(begin)
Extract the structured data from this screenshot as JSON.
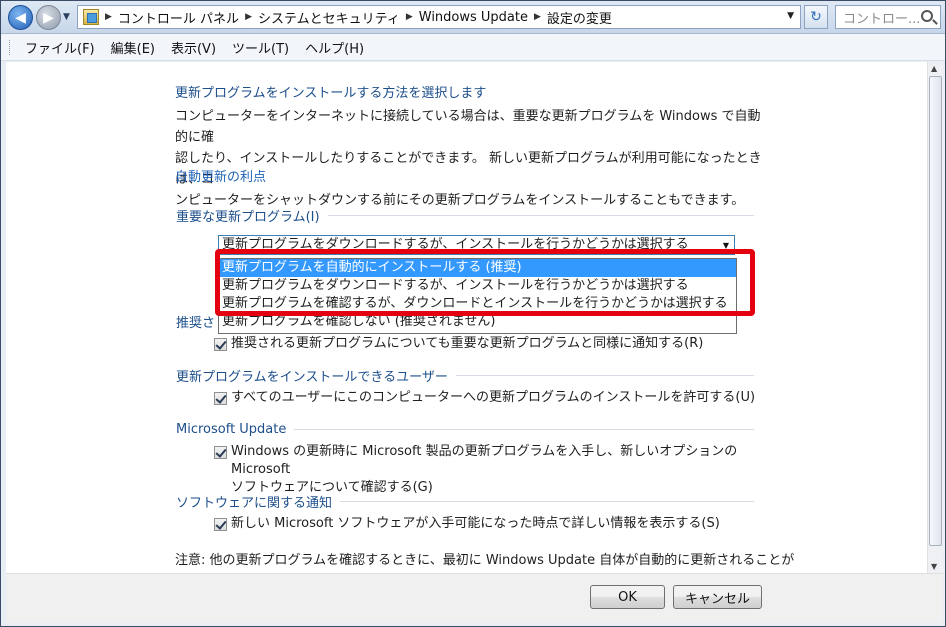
{
  "address_bar": {
    "breadcrumbs": [
      "コントロール パネル",
      "システムとセキュリティ",
      "Windows Update",
      "設定の変更"
    ],
    "search_placeholder": "コントロー..."
  },
  "menu": [
    "ファイル(F)",
    "編集(E)",
    "表示(V)",
    "ツール(T)",
    "ヘルプ(H)"
  ],
  "content": {
    "heading": "更新プログラムをインストールする方法を選択します",
    "intro_lines": [
      "コンピューターをインターネットに接続している場合は、重要な更新プログラムを Windows で自動的に確",
      "認したり、インストールしたりすることができます。 新しい更新プログラムが利用可能になったときは、コ",
      "ンピューターをシャットダウンする前にその更新プログラムをインストールすることもできます。"
    ],
    "benefits_link": "自動更新の利点",
    "important_updates": {
      "label": "重要な更新プログラム(I)",
      "selected": "更新プログラムをダウンロードするが、インストールを行うかどうかは選択する",
      "options": [
        "更新プログラムを自動的にインストールする (推奨)",
        "更新プログラムをダウンロードするが、インストールを行うかどうかは選択する",
        "更新プログラムを確認するが、ダウンロードとインストールを行うかどうかは選択する",
        "更新プログラムを確認しない (推奨されません)"
      ],
      "highlighted_option_index": 0
    },
    "recommended": {
      "label_partial": "推奨さ",
      "checkbox": "推奨される更新プログラムについても重要な更新プログラムと同様に通知する(R)",
      "checked": true
    },
    "who_can_install": {
      "label": "更新プログラムをインストールできるユーザー",
      "checkbox": "すべてのユーザーにこのコンピューターへの更新プログラムのインストールを許可する(U)",
      "checked": true
    },
    "microsoft_update": {
      "label": "Microsoft Update",
      "checkbox_lines": [
        "Windows の更新時に Microsoft 製品の更新プログラムを入手し、新しいオプションの Microsoft",
        "ソフトウェアについて確認する(G)"
      ],
      "checked": true
    },
    "software_notifications": {
      "label": "ソフトウェアに関する通知",
      "checkbox": "新しい Microsoft ソフトウェアが入手可能になった時点で詳しい情報を表示する(S)",
      "checked": true
    },
    "note": "注意: 他の更新プログラムを確認するときに、最初に Windows Update 自体が自動的に更新されることが"
  },
  "footer": {
    "ok": "OK",
    "cancel": "キャンセル"
  },
  "colors": {
    "highlight_box": "#e5000f",
    "selection": "#3399ff",
    "link": "#1c4e8c"
  }
}
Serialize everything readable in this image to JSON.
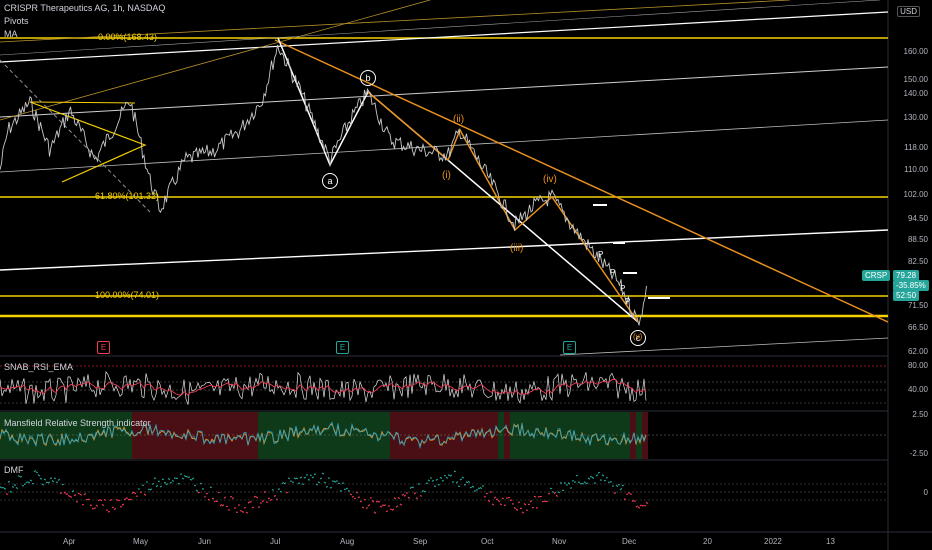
{
  "chart": {
    "title": "CRISPR Therapeutics AG, 1h, NASDAQ",
    "indicators": [
      "Pivots",
      "MA"
    ],
    "currency": "USD",
    "symbol_tag": "CRSP",
    "last_price": "79.28",
    "change_pct": "-35.85%",
    "countdown": "52:50"
  },
  "price_axis": [
    "160.00",
    "150.00",
    "140.00",
    "130.00",
    "118.00",
    "110.00",
    "102.00",
    "94.50",
    "88.50",
    "82.50",
    "71.50",
    "66.50",
    "62.00"
  ],
  "time_axis": [
    "Apr",
    "May",
    "Jun",
    "Jul",
    "Aug",
    "Sep",
    "Oct",
    "Nov",
    "Dec",
    "20",
    "2022",
    "13"
  ],
  "fib_levels": [
    {
      "label": "0.00%(168.43)"
    },
    {
      "label": "61.80%(101.32)"
    },
    {
      "label": "100.00%(74.01)"
    }
  ],
  "waves": {
    "a": "a",
    "b": "b",
    "c": "c",
    "i": "(i)",
    "ii": "(ii)",
    "iii": "(iii)",
    "iv": "(iv)",
    "v": "(v)"
  },
  "pivot_markers": [
    "P",
    "P",
    "P",
    "P"
  ],
  "earnings_badges": [
    "E",
    "E",
    "E"
  ],
  "panes": [
    {
      "name": "SNAB_RSI_EMA",
      "axis": [
        "80.00",
        "40.00"
      ]
    },
    {
      "name": "Mansfield Relative Strength indicator",
      "axis": [
        "2.50",
        "-2.50"
      ]
    },
    {
      "name": "DMF",
      "axis": [
        "0"
      ]
    }
  ],
  "colors": {
    "background": "#000000",
    "price": "#c8c8c8",
    "fib": "#f5d100",
    "trend_orange": "#e8901e",
    "channel_white": "#ffffff",
    "tag_green": "#26a69a",
    "dmf_green": "#26a69a",
    "dmf_red": "#ef3b55"
  },
  "chart_data": {
    "type": "line",
    "title": "CRISPR Therapeutics AG, 1h, NASDAQ",
    "x": [
      "Apr",
      "May",
      "Jun",
      "Jul",
      "Aug",
      "Sep",
      "Oct",
      "Nov",
      "Dec"
    ],
    "series": [
      {
        "values": [
          130,
          112,
          122,
          168,
          120,
          120,
          100,
          88,
          70
        ]
      }
    ],
    "ylim": [
      62,
      170
    ],
    "grid": false
  }
}
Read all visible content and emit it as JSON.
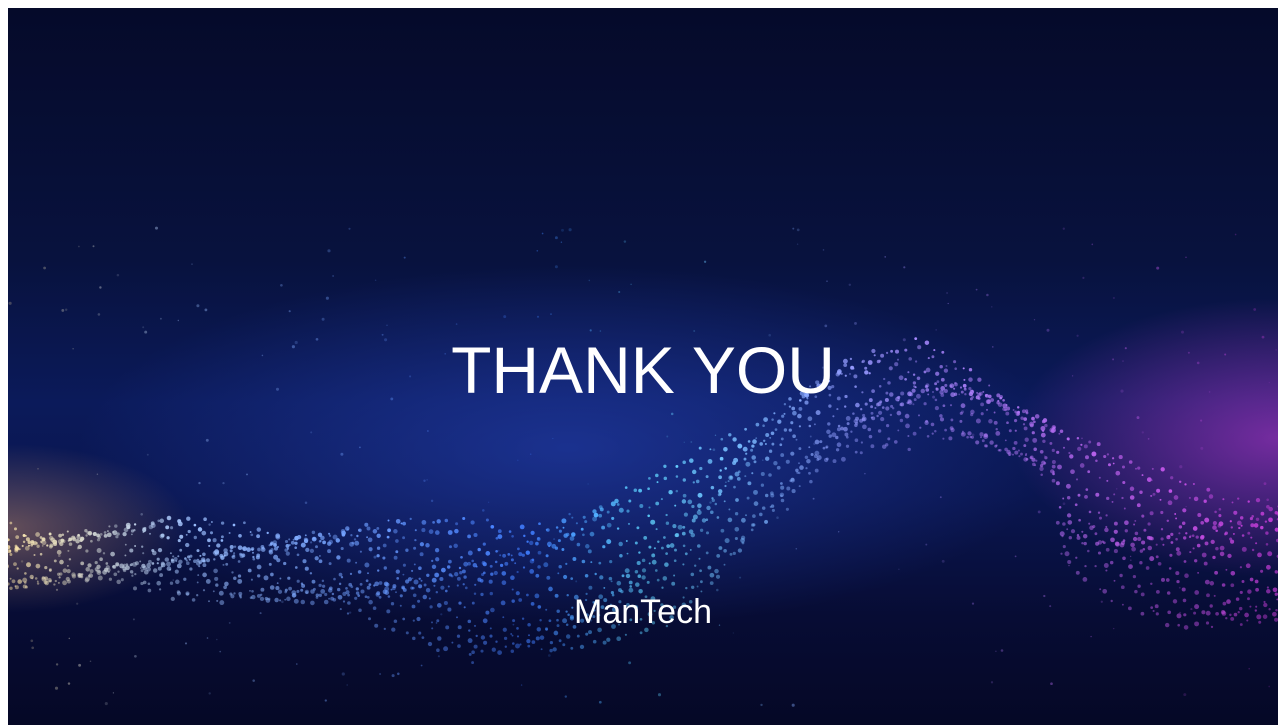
{
  "slide": {
    "title": "THANK YOU",
    "subtitle": "ManTech"
  },
  "colors": {
    "background_dark": "#050a2a",
    "background_mid": "#0b1a5a",
    "accent_magenta": "#cc3cdc",
    "accent_blue": "#3f7cff",
    "accent_cyan": "#5fd6ff",
    "accent_warm": "#ffe7a8"
  }
}
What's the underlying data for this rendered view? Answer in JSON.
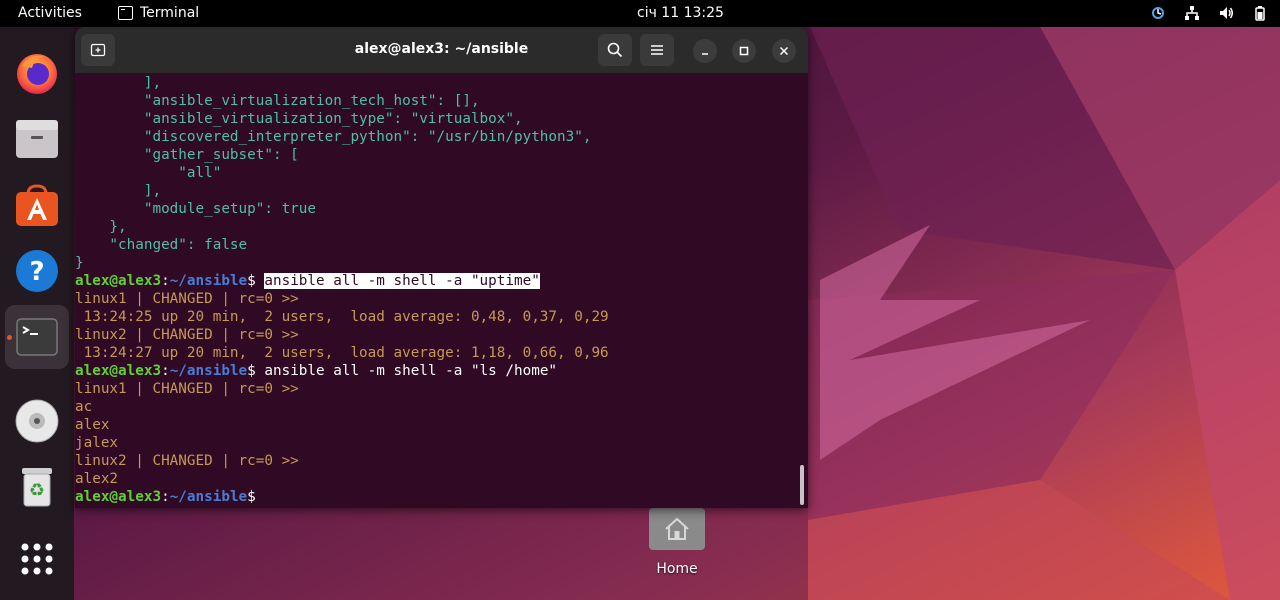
{
  "topbar": {
    "activities": "Activities",
    "app_name": "Terminal",
    "clock": "січ 11  13:25"
  },
  "dock": {
    "items": [
      "Firefox",
      "Files",
      "Ubuntu Software",
      "Help",
      "Terminal",
      "Optical Disc",
      "Trash",
      "Show Applications"
    ],
    "active_item": "Terminal"
  },
  "terminal": {
    "title": "alex@alex3: ~/ansible",
    "prompt_user": "alex@alex3",
    "prompt_sep": ":",
    "prompt_path": "~/ansible",
    "prompt_dollar": "$",
    "lines": [
      "        ],",
      "        \"ansible_virtualization_tech_host\": [],",
      "        \"ansible_virtualization_type\": \"virtualbox\",",
      "        \"discovered_interpreter_python\": \"/usr/bin/python3\",",
      "        \"gather_subset\": [",
      "            \"all\"",
      "        ],",
      "        \"module_setup\": true",
      "    },",
      "    \"changed\": false",
      "}"
    ],
    "cmd1": "ansible all -m shell -a \"uptime\"",
    "out1": [
      "linux1 | CHANGED | rc=0 >>",
      " 13:24:25 up 20 min,  2 users,  load average: 0,48, 0,37, 0,29",
      "linux2 | CHANGED | rc=0 >>",
      " 13:24:27 up 20 min,  2 users,  load average: 1,18, 0,66, 0,96"
    ],
    "cmd2": "ansible all -m shell -a \"ls /home\"",
    "out2": [
      "linux1 | CHANGED | rc=0 >>",
      "ac",
      "alex",
      "jalex",
      "linux2 | CHANGED | rc=0 >>",
      "alex2"
    ]
  },
  "desktop": {
    "home_label": "Home"
  },
  "colors": {
    "accent": "#e95420",
    "terminal_bg": "#300a24",
    "json_text": "#4fbfa4",
    "output_text": "#c59a53",
    "prompt_user": "#5fd130",
    "prompt_path": "#4a7cd4"
  }
}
(end)
[Goal]:
Every line should be retyped exactly, with the pictures omitted.

[Exercise solution]:
Extract the structured data from this screenshot as JSON.
{
  "address_bar": {
    "breadcrumbs": [
      "コントロール パネル",
      "システムとセキュリティ",
      "Windows Update",
      "設定の変更"
    ],
    "search_placeholder": "コントロー..."
  },
  "menu": [
    "ファイル(F)",
    "編集(E)",
    "表示(V)",
    "ツール(T)",
    "ヘルプ(H)"
  ],
  "content": {
    "heading": "更新プログラムをインストールする方法を選択します",
    "intro_lines": [
      "コンピューターをインターネットに接続している場合は、重要な更新プログラムを Windows で自動的に確",
      "認したり、インストールしたりすることができます。 新しい更新プログラムが利用可能になったときは、コ",
      "ンピューターをシャットダウンする前にその更新プログラムをインストールすることもできます。"
    ],
    "benefits_link": "自動更新の利点",
    "important_updates": {
      "label": "重要な更新プログラム(I)",
      "selected": "更新プログラムをダウンロードするが、インストールを行うかどうかは選択する",
      "options": [
        "更新プログラムを自動的にインストールする (推奨)",
        "更新プログラムをダウンロードするが、インストールを行うかどうかは選択する",
        "更新プログラムを確認するが、ダウンロードとインストールを行うかどうかは選択する",
        "更新プログラムを確認しない (推奨されません)"
      ],
      "highlighted_option_index": 0
    },
    "recommended": {
      "label_partial": "推奨さ",
      "checkbox": "推奨される更新プログラムについても重要な更新プログラムと同様に通知する(R)",
      "checked": true
    },
    "who_can_install": {
      "label": "更新プログラムをインストールできるユーザー",
      "checkbox": "すべてのユーザーにこのコンピューターへの更新プログラムのインストールを許可する(U)",
      "checked": true
    },
    "microsoft_update": {
      "label": "Microsoft Update",
      "checkbox_lines": [
        "Windows の更新時に Microsoft 製品の更新プログラムを入手し、新しいオプションの Microsoft",
        "ソフトウェアについて確認する(G)"
      ],
      "checked": true
    },
    "software_notifications": {
      "label": "ソフトウェアに関する通知",
      "checkbox": "新しい Microsoft ソフトウェアが入手可能になった時点で詳しい情報を表示する(S)",
      "checked": true
    },
    "note": "注意: 他の更新プログラムを確認するときに、最初に Windows Update 自体が自動的に更新されることが"
  },
  "footer": {
    "ok": "OK",
    "cancel": "キャンセル"
  },
  "colors": {
    "highlight_box": "#e5000f",
    "selection": "#3399ff",
    "link": "#1c4e8c"
  }
}
Serialize everything readable in this image to JSON.
{
  "chart": {
    "title": "CRISPR Therapeutics AG, 1h, NASDAQ",
    "indicators": [
      "Pivots",
      "MA"
    ],
    "currency": "USD",
    "symbol_tag": "CRSP",
    "last_price": "79.28",
    "change_pct": "-35.85%",
    "countdown": "52:50"
  },
  "price_axis": [
    "160.00",
    "150.00",
    "140.00",
    "130.00",
    "118.00",
    "110.00",
    "102.00",
    "94.50",
    "88.50",
    "82.50",
    "71.50",
    "66.50",
    "62.00"
  ],
  "time_axis": [
    "Apr",
    "May",
    "Jun",
    "Jul",
    "Aug",
    "Sep",
    "Oct",
    "Nov",
    "Dec",
    "20",
    "2022",
    "13"
  ],
  "fib_levels": [
    {
      "label": "0.00%(168.43)"
    },
    {
      "label": "61.80%(101.32)"
    },
    {
      "label": "100.00%(74.01)"
    }
  ],
  "waves": {
    "a": "a",
    "b": "b",
    "c": "c",
    "i": "(i)",
    "ii": "(ii)",
    "iii": "(iii)",
    "iv": "(iv)",
    "v": "(v)"
  },
  "pivot_markers": [
    "P",
    "P",
    "P",
    "P"
  ],
  "earnings_badges": [
    "E",
    "E",
    "E"
  ],
  "panes": [
    {
      "name": "SNAB_RSI_EMA",
      "axis": [
        "80.00",
        "40.00"
      ]
    },
    {
      "name": "Mansfield Relative Strength indicator",
      "axis": [
        "2.50",
        "-2.50"
      ]
    },
    {
      "name": "DMF",
      "axis": [
        "0"
      ]
    }
  ],
  "colors": {
    "background": "#000000",
    "price": "#c8c8c8",
    "fib": "#f5d100",
    "trend_orange": "#e8901e",
    "channel_white": "#ffffff",
    "tag_green": "#26a69a",
    "dmf_green": "#26a69a",
    "dmf_red": "#ef3b55"
  },
  "chart_data": {
    "type": "line",
    "title": "CRISPR Therapeutics AG, 1h, NASDAQ",
    "x": [
      "Apr",
      "May",
      "Jun",
      "Jul",
      "Aug",
      "Sep",
      "Oct",
      "Nov",
      "Dec"
    ],
    "series": [
      {
        "values": [
          130,
          112,
          122,
          168,
          120,
          120,
          100,
          88,
          70
        ]
      }
    ],
    "ylim": [
      62,
      170
    ],
    "grid": false
  }
}
Read all visible content and emit it as JSON.
{
  "slide": {
    "title": "THANK YOU",
    "subtitle": "ManTech"
  },
  "colors": {
    "background_dark": "#050a2a",
    "background_mid": "#0b1a5a",
    "accent_magenta": "#cc3cdc",
    "accent_blue": "#3f7cff",
    "accent_cyan": "#5fd6ff",
    "accent_warm": "#ffe7a8"
  }
}
What's the underlying data for this rendered view? Answer in JSON.
{
  "topbar": {
    "activities": "Activities",
    "app_name": "Terminal",
    "clock": "січ 11  13:25"
  },
  "dock": {
    "items": [
      "Firefox",
      "Files",
      "Ubuntu Software",
      "Help",
      "Terminal",
      "Optical Disc",
      "Trash",
      "Show Applications"
    ],
    "active_item": "Terminal"
  },
  "terminal": {
    "title": "alex@alex3: ~/ansible",
    "prompt_user": "alex@alex3",
    "prompt_sep": ":",
    "prompt_path": "~/ansible",
    "prompt_dollar": "$",
    "lines": [
      "        ],",
      "        \"ansible_virtualization_tech_host\": [],",
      "        \"ansible_virtualization_type\": \"virtualbox\",",
      "        \"discovered_interpreter_python\": \"/usr/bin/python3\",",
      "        \"gather_subset\": [",
      "            \"all\"",
      "        ],",
      "        \"module_setup\": true",
      "    },",
      "    \"changed\": false",
      "}"
    ],
    "cmd1": "ansible all -m shell -a \"uptime\"",
    "out1": [
      "linux1 | CHANGED | rc=0 >>",
      " 13:24:25 up 20 min,  2 users,  load average: 0,48, 0,37, 0,29",
      "linux2 | CHANGED | rc=0 >>",
      " 13:24:27 up 20 min,  2 users,  load average: 1,18, 0,66, 0,96"
    ],
    "cmd2": "ansible all -m shell -a \"ls /home\"",
    "out2": [
      "linux1 | CHANGED | rc=0 >>",
      "ac",
      "alex",
      "jalex",
      "linux2 | CHANGED | rc=0 >>",
      "alex2"
    ]
  },
  "desktop": {
    "home_label": "Home"
  },
  "colors": {
    "accent": "#e95420",
    "terminal_bg": "#300a24",
    "json_text": "#4fbfa4",
    "output_text": "#c59a53",
    "prompt_user": "#5fd130",
    "prompt_path": "#4a7cd4"
  }
}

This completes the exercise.